┌────────

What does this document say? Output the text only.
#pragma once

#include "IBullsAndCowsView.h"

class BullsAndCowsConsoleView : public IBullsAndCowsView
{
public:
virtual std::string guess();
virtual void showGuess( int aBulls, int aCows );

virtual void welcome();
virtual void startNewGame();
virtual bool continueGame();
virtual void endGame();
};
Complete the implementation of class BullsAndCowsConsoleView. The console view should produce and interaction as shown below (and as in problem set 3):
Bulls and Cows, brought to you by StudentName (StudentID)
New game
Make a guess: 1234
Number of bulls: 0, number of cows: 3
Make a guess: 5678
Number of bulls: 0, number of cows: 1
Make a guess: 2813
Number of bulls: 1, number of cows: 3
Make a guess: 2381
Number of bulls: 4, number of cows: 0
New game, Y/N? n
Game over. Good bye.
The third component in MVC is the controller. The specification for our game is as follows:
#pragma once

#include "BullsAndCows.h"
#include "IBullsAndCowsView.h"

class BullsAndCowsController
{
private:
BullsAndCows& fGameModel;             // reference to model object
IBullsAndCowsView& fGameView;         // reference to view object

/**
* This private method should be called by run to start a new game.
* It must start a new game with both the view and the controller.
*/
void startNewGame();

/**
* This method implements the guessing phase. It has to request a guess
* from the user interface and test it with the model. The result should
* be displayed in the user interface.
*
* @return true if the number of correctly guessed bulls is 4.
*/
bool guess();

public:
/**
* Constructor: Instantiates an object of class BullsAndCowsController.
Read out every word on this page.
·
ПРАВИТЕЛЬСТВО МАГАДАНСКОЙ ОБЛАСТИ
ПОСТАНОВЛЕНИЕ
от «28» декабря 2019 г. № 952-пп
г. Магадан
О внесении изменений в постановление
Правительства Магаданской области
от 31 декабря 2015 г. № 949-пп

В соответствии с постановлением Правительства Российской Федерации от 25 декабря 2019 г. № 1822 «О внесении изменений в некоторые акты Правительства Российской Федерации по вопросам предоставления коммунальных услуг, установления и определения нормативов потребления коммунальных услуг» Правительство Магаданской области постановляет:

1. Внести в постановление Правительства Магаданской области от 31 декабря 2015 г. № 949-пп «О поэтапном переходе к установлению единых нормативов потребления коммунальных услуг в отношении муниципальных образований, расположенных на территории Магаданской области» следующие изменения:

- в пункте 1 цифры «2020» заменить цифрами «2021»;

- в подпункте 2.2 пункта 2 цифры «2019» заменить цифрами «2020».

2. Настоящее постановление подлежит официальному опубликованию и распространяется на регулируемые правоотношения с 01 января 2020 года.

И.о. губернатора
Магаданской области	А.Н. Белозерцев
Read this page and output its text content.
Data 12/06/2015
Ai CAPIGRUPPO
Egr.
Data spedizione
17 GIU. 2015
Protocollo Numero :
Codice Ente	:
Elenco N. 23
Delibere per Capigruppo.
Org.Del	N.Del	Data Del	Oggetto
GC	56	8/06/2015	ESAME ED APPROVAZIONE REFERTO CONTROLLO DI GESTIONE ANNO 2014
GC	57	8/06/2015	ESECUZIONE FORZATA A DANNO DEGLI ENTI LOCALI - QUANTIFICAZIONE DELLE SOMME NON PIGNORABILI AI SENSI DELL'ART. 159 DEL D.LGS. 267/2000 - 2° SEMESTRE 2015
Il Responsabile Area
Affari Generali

└────────
┌────────

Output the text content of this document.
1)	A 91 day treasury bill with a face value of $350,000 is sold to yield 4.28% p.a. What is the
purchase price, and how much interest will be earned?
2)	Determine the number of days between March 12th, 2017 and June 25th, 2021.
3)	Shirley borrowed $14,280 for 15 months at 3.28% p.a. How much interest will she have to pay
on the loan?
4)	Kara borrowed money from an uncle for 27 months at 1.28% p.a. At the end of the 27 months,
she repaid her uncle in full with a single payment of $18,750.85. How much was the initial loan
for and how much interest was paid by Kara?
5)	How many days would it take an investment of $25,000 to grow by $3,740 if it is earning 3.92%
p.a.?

└────────

> **REQUIREMENTS**: Check the data for the word "interest" and pull out the lines that have it.

> **CORRECT RESULT**:
purchase price, and how much interest will be earned?
3)	Shirley borrowed $14,280 for 15 months at 3.28% p.a. How much interest will she have to pay
for and how much interest was paid by Kara?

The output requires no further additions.